::: Dataset content
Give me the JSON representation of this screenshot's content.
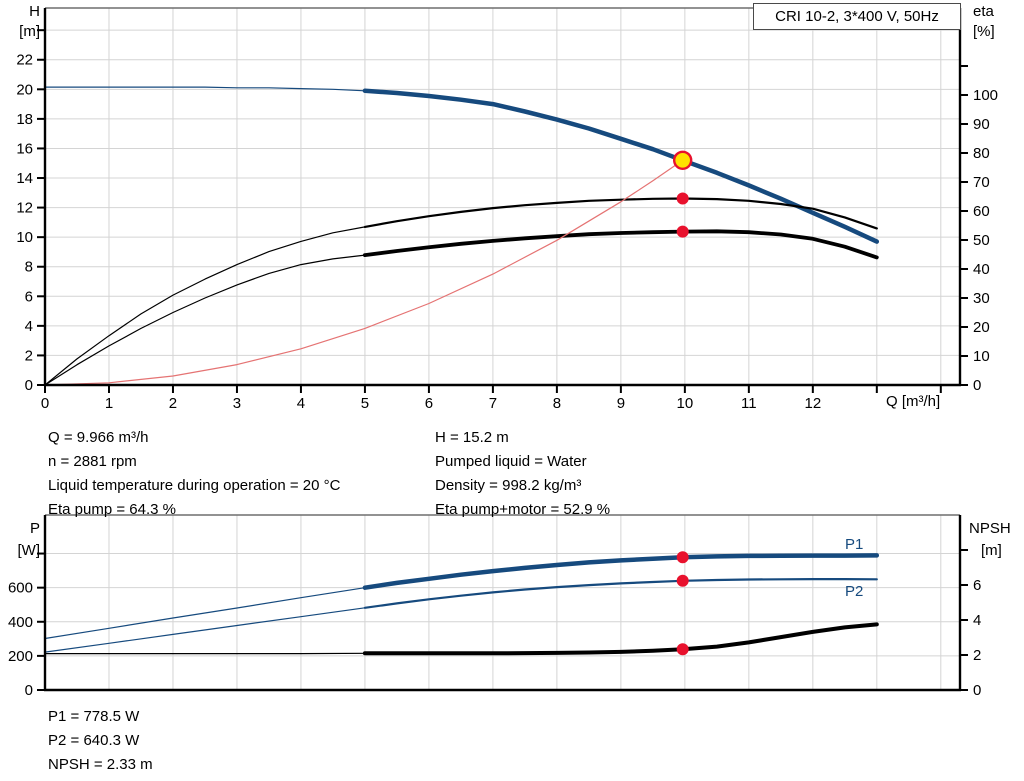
{
  "colors": {
    "curve_blue": "#164a7e",
    "curve_black": "#000000",
    "curve_red": "#e57373",
    "dot": "#e8112d",
    "duty_fill": "#ffe100",
    "duty_ring": "#e8112d",
    "grid": "#d4d4d4",
    "border_gray": "#6e6e6e"
  },
  "info_top": {
    "left": [
      "Q = 9.966 m³/h",
      "n = 2881 rpm",
      "Liquid temperature during operation = 20 °C",
      "Eta pump = 64.3 %"
    ],
    "right": [
      "H = 15.2 m",
      "Pumped liquid = Water",
      "Density = 998.2 kg/m³",
      "Eta pump+motor = 52.9 %"
    ]
  },
  "info_bottom": [
    "P1 = 778.5 W",
    "P2 = 640.3 W",
    "NPSH = 2.33 m"
  ],
  "chart_data": [
    {
      "name": "hq-chart",
      "type": "line",
      "title": "CRI 10-2, 3*400 V, 50Hz",
      "x_axis": {
        "label": "Q [m³/h]",
        "max": 14.3,
        "ticks": [
          0,
          1,
          2,
          3,
          4,
          5,
          6,
          7,
          8,
          9,
          10,
          11,
          12
        ],
        "minor": [
          13,
          14
        ],
        "grid": [
          1,
          2,
          3,
          4,
          5,
          6,
          7,
          8,
          9,
          10,
          11,
          12,
          13,
          14
        ]
      },
      "left_axis": {
        "label": "H",
        "unit": "[m]",
        "max": 25.5,
        "ticks": [
          0,
          2,
          4,
          6,
          8,
          10,
          12,
          14,
          16,
          18,
          20,
          22
        ],
        "minor": [
          24
        ],
        "grid": [
          2,
          4,
          6,
          8,
          10,
          12,
          14,
          16,
          18,
          20,
          22,
          24
        ]
      },
      "right_axis": {
        "label": "eta",
        "unit": "[%]",
        "max": 130,
        "ticks": [
          0,
          10,
          20,
          30,
          40,
          50,
          60,
          70,
          80,
          90,
          100
        ],
        "minor": [
          110
        ]
      },
      "series": [
        {
          "name": "h-q-curve",
          "axis": "left",
          "color": "#164a7e",
          "width": 4.5,
          "thin_until": 5,
          "points": [
            [
              0,
              20.15
            ],
            [
              0.5,
              20.15
            ],
            [
              1,
              20.15
            ],
            [
              1.5,
              20.15
            ],
            [
              2,
              20.15
            ],
            [
              2.5,
              20.15
            ],
            [
              3,
              20.1
            ],
            [
              3.5,
              20.1
            ],
            [
              4,
              20.05
            ],
            [
              4.5,
              20.0
            ],
            [
              5,
              19.9
            ],
            [
              5.5,
              19.75
            ],
            [
              6,
              19.55
            ],
            [
              6.5,
              19.3
            ],
            [
              7,
              19.0
            ],
            [
              7.5,
              18.5
            ],
            [
              8,
              17.95
            ],
            [
              8.5,
              17.35
            ],
            [
              9,
              16.65
            ],
            [
              9.5,
              15.95
            ],
            [
              9.966,
              15.2
            ],
            [
              10.5,
              14.35
            ],
            [
              11,
              13.5
            ],
            [
              11.5,
              12.6
            ],
            [
              12,
              11.65
            ],
            [
              12.5,
              10.7
            ],
            [
              13,
              9.7
            ]
          ]
        },
        {
          "name": "eta-pump-curve",
          "axis": "right",
          "color": "#000000",
          "width": 2.2,
          "thin_until": 5,
          "points": [
            [
              0,
              0
            ],
            [
              0.5,
              9
            ],
            [
              1,
              17
            ],
            [
              1.5,
              24.5
            ],
            [
              2,
              31
            ],
            [
              2.5,
              36.5
            ],
            [
              3,
              41.5
            ],
            [
              3.5,
              46
            ],
            [
              4,
              49.5
            ],
            [
              4.5,
              52.5
            ],
            [
              5,
              54.5
            ],
            [
              5.5,
              56.5
            ],
            [
              6,
              58.2
            ],
            [
              6.5,
              59.7
            ],
            [
              7,
              61
            ],
            [
              7.5,
              62
            ],
            [
              8,
              62.8
            ],
            [
              8.5,
              63.5
            ],
            [
              9,
              63.9
            ],
            [
              9.5,
              64.2
            ],
            [
              9.966,
              64.3
            ],
            [
              10.5,
              64.1
            ],
            [
              11,
              63.5
            ],
            [
              11.5,
              62.4
            ],
            [
              12,
              60.8
            ],
            [
              12.5,
              57.8
            ],
            [
              13,
              54
            ]
          ]
        },
        {
          "name": "eta-pump-motor-curve",
          "axis": "right",
          "color": "#000000",
          "width": 3.8,
          "thin_until": 5,
          "points": [
            [
              0,
              0
            ],
            [
              0.5,
              7
            ],
            [
              1,
              13.5
            ],
            [
              1.5,
              19.5
            ],
            [
              2,
              25
            ],
            [
              2.5,
              30
            ],
            [
              3,
              34.5
            ],
            [
              3.5,
              38.5
            ],
            [
              4,
              41.5
            ],
            [
              4.5,
              43.5
            ],
            [
              5,
              44.8
            ],
            [
              5.5,
              46.2
            ],
            [
              6,
              47.5
            ],
            [
              6.5,
              48.7
            ],
            [
              7,
              49.7
            ],
            [
              7.5,
              50.6
            ],
            [
              8,
              51.3
            ],
            [
              8.5,
              52
            ],
            [
              9,
              52.4
            ],
            [
              9.5,
              52.7
            ],
            [
              9.966,
              52.9
            ],
            [
              10.5,
              53
            ],
            [
              11,
              52.7
            ],
            [
              11.5,
              51.9
            ],
            [
              12,
              50.4
            ],
            [
              12.5,
              47.7
            ],
            [
              13,
              44
            ]
          ]
        },
        {
          "name": "affinity-parabola",
          "axis": "left",
          "color": "#e57373",
          "width": 1.2,
          "points": [
            [
              0,
              0
            ],
            [
              1,
              0.15
            ],
            [
              2,
              0.61
            ],
            [
              3,
              1.38
            ],
            [
              4,
              2.45
            ],
            [
              5,
              3.83
            ],
            [
              6,
              5.51
            ],
            [
              7,
              7.5
            ],
            [
              8,
              9.79
            ],
            [
              9,
              12.39
            ],
            [
              9.5,
              13.81
            ],
            [
              9.966,
              15.2
            ]
          ]
        }
      ],
      "markers": [
        {
          "name": "eta-pump-point",
          "q": 9.966,
          "v": 64.3,
          "axis": "right",
          "style": "dot"
        },
        {
          "name": "eta-pump-motor-point",
          "q": 9.966,
          "v": 52.9,
          "axis": "right",
          "style": "dot"
        },
        {
          "name": "duty-point-marker",
          "q": 9.966,
          "v": 15.2,
          "axis": "left",
          "style": "duty"
        }
      ]
    },
    {
      "name": "power-npsh-chart",
      "type": "line",
      "x_axis": {
        "label": "",
        "max": 14.3,
        "ticks": [],
        "minor": [],
        "grid": [
          1,
          2,
          3,
          4,
          5,
          6,
          7,
          8,
          9,
          10,
          11,
          12,
          13,
          14
        ]
      },
      "left_axis": {
        "label": "P",
        "unit": "[W]",
        "max": 1026,
        "ticks": [
          0,
          200,
          400,
          600
        ],
        "minor": [
          800
        ],
        "grid": [
          200,
          400,
          600,
          800
        ]
      },
      "right_axis": {
        "label": "NPSH",
        "unit": "[m]",
        "max": 10,
        "ticks": [
          0,
          2,
          4,
          6
        ],
        "minor": [
          8
        ]
      },
      "series": [
        {
          "name": "p1-curve",
          "label": "P1",
          "axis": "left",
          "color": "#164a7e",
          "width": 4.5,
          "thin_until": 5,
          "points": [
            [
              0,
              302
            ],
            [
              1,
              362
            ],
            [
              2,
              422
            ],
            [
              3,
              481
            ],
            [
              4,
              541
            ],
            [
              5,
              600
            ],
            [
              5.5,
              628
            ],
            [
              6,
              652
            ],
            [
              6.5,
              676
            ],
            [
              7,
              697
            ],
            [
              7.5,
              716
            ],
            [
              8,
              733
            ],
            [
              8.5,
              748
            ],
            [
              9,
              760
            ],
            [
              9.5,
              770
            ],
            [
              9.966,
              778.5
            ],
            [
              10.5,
              783
            ],
            [
              11,
              786
            ],
            [
              11.5,
              787
            ],
            [
              12,
              788
            ],
            [
              12.5,
              788
            ],
            [
              13,
              789
            ]
          ]
        },
        {
          "name": "p2-curve",
          "label": "P2",
          "axis": "left",
          "color": "#164a7e",
          "width": 2.2,
          "thin_until": 5,
          "points": [
            [
              0,
              222
            ],
            [
              1,
              274
            ],
            [
              2,
              326
            ],
            [
              3,
              378
            ],
            [
              4,
              430
            ],
            [
              5,
              482
            ],
            [
              5.5,
              508
            ],
            [
              6,
              532
            ],
            [
              6.5,
              553
            ],
            [
              7,
              572
            ],
            [
              7.5,
              589
            ],
            [
              8,
              603
            ],
            [
              8.5,
              615
            ],
            [
              9,
              625
            ],
            [
              9.5,
              633
            ],
            [
              9.966,
              640.3
            ],
            [
              10.5,
              645
            ],
            [
              11,
              648
            ],
            [
              11.5,
              649
            ],
            [
              12,
              650
            ],
            [
              12.5,
              650
            ],
            [
              13,
              649
            ]
          ]
        },
        {
          "name": "npsh-curve",
          "axis": "right",
          "color": "#000000",
          "width": 4,
          "thin_until": 5,
          "points": [
            [
              0,
              2.08
            ],
            [
              1,
              2.08
            ],
            [
              2,
              2.08
            ],
            [
              3,
              2.08
            ],
            [
              4,
              2.08
            ],
            [
              5,
              2.1
            ],
            [
              6,
              2.1
            ],
            [
              7,
              2.1
            ],
            [
              8,
              2.12
            ],
            [
              8.5,
              2.14
            ],
            [
              9,
              2.18
            ],
            [
              9.5,
              2.24
            ],
            [
              9.966,
              2.33
            ],
            [
              10.5,
              2.48
            ],
            [
              11,
              2.72
            ],
            [
              11.5,
              3.02
            ],
            [
              12,
              3.32
            ],
            [
              12.5,
              3.58
            ],
            [
              13,
              3.75
            ]
          ]
        }
      ],
      "markers": [
        {
          "name": "p1-point",
          "q": 9.966,
          "v": 778.5,
          "axis": "left",
          "style": "dot"
        },
        {
          "name": "p2-point",
          "q": 9.966,
          "v": 640.3,
          "axis": "left",
          "style": "dot"
        },
        {
          "name": "npsh-point",
          "q": 9.966,
          "v": 2.33,
          "axis": "right",
          "style": "dot"
        }
      ]
    }
  ]
}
::::::
§ **Exercise details**: Which lines hold the string "width"? Copy all of them from the data above.

§ **Full output**:
          "width": 4.5,
          "width": 2.2,
          "width": 3.8,
          "width": 1.2,
          "width": 4.5,
          "width": 2.2,
          "width": 4,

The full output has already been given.